- _PROBLEM_: Return every line of the data below that includes the string "this".

- _MATERIAL_:
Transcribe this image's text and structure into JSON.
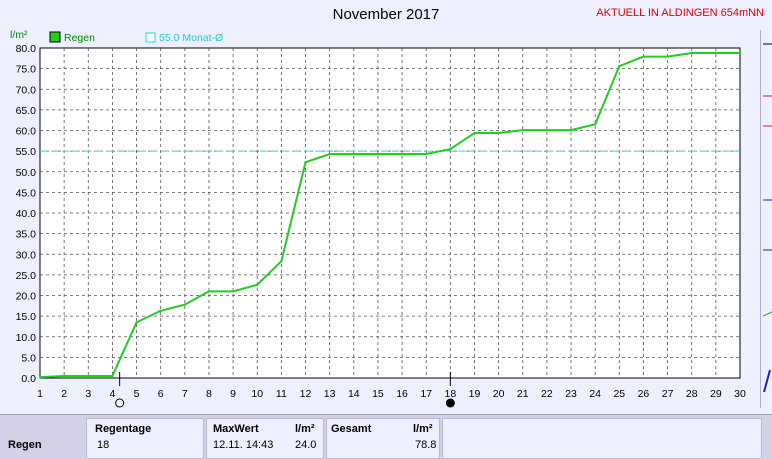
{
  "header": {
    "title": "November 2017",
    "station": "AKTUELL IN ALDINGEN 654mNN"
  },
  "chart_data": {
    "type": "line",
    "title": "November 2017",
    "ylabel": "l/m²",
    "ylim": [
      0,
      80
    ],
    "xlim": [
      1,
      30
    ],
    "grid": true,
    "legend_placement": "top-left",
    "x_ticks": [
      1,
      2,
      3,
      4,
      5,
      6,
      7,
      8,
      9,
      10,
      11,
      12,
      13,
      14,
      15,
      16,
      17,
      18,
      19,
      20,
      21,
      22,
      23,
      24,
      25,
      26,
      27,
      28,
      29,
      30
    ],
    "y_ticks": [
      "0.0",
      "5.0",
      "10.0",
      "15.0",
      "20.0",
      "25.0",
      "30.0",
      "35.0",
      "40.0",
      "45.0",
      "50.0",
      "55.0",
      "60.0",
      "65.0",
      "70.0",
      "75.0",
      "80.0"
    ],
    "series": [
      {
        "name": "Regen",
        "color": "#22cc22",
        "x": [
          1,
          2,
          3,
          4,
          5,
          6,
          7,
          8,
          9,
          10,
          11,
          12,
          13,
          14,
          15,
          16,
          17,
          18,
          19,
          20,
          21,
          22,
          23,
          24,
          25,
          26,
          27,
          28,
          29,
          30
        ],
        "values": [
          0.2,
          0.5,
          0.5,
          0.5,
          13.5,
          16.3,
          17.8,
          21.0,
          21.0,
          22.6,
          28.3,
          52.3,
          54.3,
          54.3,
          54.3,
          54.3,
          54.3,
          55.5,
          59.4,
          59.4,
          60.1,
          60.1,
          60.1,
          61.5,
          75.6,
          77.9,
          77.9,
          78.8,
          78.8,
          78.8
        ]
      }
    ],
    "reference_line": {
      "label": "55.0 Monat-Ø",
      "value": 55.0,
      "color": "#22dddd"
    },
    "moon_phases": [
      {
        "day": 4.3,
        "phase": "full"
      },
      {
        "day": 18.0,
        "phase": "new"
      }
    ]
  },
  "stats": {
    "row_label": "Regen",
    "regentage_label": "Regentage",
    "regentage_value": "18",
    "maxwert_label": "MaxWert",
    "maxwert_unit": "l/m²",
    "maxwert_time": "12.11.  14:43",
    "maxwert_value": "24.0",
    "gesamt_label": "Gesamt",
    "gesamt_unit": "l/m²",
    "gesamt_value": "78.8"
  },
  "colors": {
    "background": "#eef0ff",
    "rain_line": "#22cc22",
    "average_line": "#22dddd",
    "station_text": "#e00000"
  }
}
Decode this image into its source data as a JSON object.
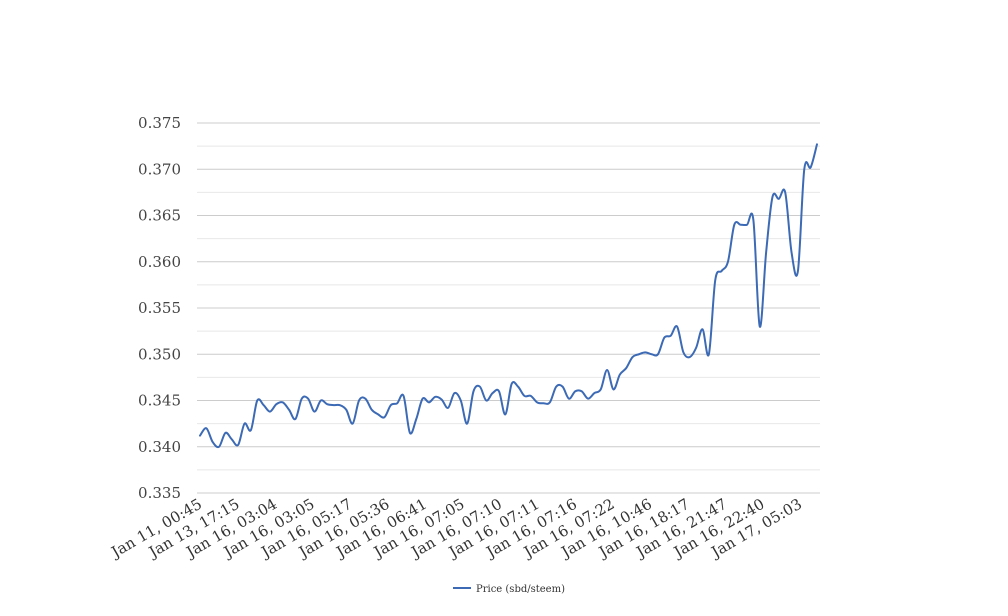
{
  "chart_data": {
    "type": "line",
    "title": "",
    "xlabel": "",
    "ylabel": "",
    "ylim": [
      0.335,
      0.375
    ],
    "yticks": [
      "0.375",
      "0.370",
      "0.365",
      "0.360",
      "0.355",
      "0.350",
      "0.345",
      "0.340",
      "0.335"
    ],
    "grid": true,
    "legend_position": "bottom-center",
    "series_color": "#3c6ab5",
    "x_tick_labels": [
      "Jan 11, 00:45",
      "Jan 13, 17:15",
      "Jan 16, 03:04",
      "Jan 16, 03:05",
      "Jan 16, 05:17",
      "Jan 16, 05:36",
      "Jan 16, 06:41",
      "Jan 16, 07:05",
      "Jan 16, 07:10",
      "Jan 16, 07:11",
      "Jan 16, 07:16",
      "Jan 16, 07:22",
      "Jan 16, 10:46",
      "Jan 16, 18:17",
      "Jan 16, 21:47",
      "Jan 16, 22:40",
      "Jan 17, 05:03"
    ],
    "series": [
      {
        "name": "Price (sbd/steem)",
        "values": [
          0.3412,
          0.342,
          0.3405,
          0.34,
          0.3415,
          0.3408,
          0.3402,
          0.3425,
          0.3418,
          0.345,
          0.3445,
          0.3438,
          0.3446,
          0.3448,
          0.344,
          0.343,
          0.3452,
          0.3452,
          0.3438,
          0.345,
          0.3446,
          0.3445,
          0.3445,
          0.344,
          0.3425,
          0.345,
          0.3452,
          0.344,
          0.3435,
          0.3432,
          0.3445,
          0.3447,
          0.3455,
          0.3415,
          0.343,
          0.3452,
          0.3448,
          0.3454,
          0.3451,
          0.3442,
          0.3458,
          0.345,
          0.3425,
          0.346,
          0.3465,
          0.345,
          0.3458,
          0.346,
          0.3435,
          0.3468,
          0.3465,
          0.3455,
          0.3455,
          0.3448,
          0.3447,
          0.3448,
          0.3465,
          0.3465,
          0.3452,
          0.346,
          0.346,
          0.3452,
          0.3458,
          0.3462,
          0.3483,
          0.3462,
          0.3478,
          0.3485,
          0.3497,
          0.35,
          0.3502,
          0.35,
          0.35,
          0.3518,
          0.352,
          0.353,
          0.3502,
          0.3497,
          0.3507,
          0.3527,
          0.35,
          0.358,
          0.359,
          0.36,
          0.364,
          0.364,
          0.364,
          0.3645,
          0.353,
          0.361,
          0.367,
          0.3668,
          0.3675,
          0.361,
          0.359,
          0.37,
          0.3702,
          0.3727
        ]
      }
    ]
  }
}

- _CORRECT RESPONSE_:
Transcribe this image's text and structure into JSON.
Decode this image into its source data as a JSON object.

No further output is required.